» **Your instructions**: Within the records that follow, find every line containing the string "value". Copy those lines.

------------------------------------------------------------

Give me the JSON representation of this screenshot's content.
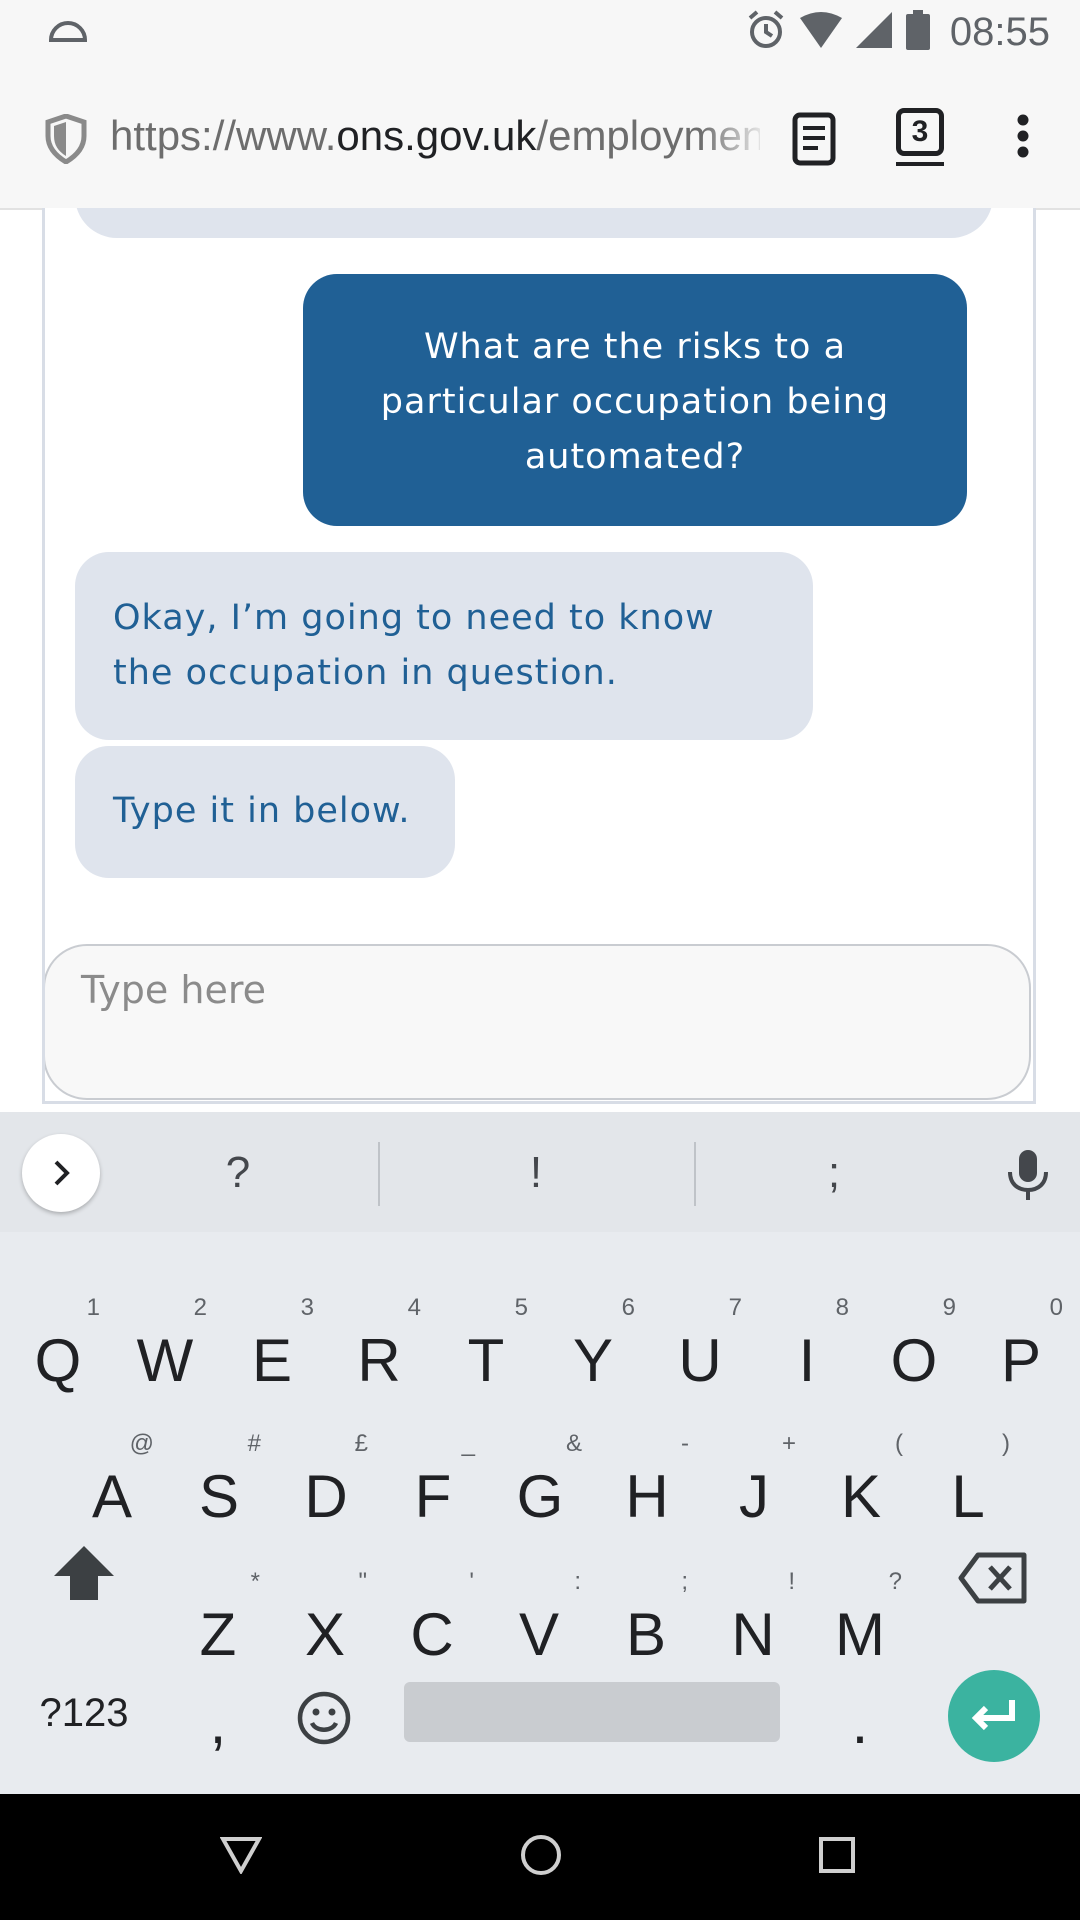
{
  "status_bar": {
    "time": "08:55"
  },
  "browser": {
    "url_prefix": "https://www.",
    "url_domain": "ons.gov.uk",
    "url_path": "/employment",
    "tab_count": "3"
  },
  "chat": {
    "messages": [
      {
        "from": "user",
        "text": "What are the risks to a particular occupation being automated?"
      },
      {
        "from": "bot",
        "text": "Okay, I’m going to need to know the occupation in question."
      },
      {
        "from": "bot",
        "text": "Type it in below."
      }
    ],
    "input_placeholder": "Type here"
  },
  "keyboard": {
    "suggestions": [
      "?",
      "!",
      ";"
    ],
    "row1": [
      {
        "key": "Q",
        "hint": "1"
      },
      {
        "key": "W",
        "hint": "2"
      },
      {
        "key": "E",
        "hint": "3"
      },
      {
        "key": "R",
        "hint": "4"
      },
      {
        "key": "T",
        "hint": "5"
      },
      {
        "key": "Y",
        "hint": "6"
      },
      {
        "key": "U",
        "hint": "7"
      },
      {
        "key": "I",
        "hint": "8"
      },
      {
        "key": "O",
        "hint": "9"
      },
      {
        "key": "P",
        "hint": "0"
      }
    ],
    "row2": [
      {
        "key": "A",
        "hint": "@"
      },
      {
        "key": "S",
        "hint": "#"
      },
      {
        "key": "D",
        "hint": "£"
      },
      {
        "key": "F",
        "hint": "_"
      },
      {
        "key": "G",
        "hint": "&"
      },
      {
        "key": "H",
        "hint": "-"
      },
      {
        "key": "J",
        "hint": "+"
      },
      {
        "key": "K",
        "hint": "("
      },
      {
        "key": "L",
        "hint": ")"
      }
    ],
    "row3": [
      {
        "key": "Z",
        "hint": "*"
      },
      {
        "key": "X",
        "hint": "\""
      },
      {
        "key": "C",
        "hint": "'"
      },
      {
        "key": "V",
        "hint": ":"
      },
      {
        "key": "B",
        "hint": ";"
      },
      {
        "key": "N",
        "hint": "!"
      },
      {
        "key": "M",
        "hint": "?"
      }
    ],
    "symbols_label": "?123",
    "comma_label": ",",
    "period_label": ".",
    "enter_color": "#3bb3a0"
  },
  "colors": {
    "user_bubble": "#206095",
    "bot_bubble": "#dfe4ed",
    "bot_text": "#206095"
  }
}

------------------------------------------------------------

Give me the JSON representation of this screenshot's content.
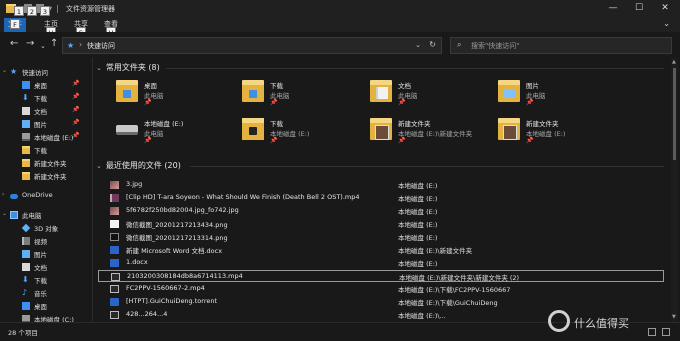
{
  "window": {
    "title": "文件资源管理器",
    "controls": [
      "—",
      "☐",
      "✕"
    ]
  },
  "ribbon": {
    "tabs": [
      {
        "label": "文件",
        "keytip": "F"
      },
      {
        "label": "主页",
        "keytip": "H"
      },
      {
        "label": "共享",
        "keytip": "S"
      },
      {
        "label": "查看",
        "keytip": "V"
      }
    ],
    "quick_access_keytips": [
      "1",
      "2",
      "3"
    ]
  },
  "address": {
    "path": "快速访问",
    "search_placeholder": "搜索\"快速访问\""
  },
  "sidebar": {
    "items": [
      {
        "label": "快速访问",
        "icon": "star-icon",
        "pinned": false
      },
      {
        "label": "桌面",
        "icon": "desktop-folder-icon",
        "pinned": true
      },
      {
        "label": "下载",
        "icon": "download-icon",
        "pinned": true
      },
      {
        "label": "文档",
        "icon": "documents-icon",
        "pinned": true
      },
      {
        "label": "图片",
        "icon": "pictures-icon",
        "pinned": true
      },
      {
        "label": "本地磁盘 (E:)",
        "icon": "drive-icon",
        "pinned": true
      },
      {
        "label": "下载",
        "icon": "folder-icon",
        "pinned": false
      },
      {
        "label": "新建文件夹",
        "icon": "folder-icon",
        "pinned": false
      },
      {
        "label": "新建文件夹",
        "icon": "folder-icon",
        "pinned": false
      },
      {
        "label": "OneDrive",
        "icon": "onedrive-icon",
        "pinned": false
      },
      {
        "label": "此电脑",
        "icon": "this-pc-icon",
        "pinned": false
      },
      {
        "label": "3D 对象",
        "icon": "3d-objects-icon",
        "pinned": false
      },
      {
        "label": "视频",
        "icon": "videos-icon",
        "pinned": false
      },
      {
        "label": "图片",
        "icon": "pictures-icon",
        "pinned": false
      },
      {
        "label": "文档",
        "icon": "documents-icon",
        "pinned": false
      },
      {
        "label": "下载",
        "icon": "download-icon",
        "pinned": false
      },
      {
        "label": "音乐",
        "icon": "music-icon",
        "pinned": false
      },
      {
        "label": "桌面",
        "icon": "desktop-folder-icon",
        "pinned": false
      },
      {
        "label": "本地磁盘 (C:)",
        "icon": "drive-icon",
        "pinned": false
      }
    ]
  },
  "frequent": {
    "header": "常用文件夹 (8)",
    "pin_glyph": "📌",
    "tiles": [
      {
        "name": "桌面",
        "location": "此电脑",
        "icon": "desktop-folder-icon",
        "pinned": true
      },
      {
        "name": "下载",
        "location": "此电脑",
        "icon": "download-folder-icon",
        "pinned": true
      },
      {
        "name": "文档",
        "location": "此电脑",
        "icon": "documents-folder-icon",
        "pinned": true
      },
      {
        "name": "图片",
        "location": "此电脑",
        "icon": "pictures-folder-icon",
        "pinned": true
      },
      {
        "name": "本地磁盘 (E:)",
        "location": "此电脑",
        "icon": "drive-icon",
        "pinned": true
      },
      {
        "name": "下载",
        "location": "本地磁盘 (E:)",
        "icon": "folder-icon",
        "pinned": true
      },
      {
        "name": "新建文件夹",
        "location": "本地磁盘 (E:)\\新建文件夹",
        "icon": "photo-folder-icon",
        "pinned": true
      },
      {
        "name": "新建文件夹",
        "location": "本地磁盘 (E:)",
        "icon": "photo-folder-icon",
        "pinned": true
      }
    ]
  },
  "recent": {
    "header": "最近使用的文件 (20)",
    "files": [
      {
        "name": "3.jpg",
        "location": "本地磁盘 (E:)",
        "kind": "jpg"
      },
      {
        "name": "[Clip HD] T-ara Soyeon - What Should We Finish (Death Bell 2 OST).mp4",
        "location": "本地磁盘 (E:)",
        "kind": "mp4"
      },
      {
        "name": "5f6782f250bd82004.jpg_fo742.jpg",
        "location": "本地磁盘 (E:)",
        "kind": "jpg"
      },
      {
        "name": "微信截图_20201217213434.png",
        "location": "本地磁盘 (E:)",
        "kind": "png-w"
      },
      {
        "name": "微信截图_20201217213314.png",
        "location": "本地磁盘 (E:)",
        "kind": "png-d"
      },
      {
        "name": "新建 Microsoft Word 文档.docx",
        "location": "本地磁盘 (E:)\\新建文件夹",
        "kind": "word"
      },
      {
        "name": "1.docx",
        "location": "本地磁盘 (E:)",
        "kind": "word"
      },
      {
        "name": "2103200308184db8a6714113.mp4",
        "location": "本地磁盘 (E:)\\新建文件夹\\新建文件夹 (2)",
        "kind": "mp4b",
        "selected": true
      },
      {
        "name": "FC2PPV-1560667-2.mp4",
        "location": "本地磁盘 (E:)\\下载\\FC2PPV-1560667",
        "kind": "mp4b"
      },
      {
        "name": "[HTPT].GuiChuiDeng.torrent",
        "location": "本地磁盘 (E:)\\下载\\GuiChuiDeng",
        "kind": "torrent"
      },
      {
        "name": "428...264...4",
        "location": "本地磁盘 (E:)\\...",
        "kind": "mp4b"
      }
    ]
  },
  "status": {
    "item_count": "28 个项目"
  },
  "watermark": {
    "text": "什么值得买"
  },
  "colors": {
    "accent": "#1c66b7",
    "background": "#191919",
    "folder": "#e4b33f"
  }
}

------------------------------------------------------------

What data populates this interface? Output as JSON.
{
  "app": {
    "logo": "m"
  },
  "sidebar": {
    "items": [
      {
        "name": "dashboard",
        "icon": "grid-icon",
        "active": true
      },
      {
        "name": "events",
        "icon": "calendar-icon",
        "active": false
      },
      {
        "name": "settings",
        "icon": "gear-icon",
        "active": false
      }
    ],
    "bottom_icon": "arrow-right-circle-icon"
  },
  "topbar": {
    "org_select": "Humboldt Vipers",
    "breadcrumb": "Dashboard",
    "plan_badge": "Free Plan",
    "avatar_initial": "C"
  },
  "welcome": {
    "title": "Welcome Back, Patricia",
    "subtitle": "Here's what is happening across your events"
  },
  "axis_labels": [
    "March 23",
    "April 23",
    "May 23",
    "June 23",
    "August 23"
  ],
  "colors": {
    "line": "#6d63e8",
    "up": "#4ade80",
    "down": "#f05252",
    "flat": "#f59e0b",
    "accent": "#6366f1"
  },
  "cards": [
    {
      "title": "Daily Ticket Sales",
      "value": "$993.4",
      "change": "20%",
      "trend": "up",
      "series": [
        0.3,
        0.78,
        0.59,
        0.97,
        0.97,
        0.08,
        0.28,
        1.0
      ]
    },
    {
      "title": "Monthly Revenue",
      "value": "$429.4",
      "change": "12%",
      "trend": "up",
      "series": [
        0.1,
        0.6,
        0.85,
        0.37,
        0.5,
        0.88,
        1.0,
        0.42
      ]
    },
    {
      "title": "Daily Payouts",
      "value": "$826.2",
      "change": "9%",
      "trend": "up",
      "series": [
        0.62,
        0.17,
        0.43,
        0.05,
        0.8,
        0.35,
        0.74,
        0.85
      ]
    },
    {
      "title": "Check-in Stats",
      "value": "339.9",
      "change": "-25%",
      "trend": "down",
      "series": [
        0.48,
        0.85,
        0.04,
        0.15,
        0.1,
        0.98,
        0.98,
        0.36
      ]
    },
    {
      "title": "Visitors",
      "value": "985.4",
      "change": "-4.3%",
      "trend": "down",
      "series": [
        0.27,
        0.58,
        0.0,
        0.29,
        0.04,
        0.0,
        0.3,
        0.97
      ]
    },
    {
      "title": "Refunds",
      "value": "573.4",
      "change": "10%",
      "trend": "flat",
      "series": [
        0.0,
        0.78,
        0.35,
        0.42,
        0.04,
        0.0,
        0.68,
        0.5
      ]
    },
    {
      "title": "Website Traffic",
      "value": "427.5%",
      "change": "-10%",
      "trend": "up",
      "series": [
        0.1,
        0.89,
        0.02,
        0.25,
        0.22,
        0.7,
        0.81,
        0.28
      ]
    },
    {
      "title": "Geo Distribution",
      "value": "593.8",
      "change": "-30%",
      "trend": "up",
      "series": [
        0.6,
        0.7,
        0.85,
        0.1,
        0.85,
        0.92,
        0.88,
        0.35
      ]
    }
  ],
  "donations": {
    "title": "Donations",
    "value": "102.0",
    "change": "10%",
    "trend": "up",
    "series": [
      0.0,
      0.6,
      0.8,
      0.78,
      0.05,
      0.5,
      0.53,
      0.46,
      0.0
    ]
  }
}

------------------------------------------------------------

» **Final result**:
      "value": "$993.4",
      "value": "$429.4",
      "value": "$826.2",
      "value": "339.9",
      "value": "985.4",
      "value": "573.4",
      "value": "427.5%",
      "value": "593.8",
    "value": "102.0",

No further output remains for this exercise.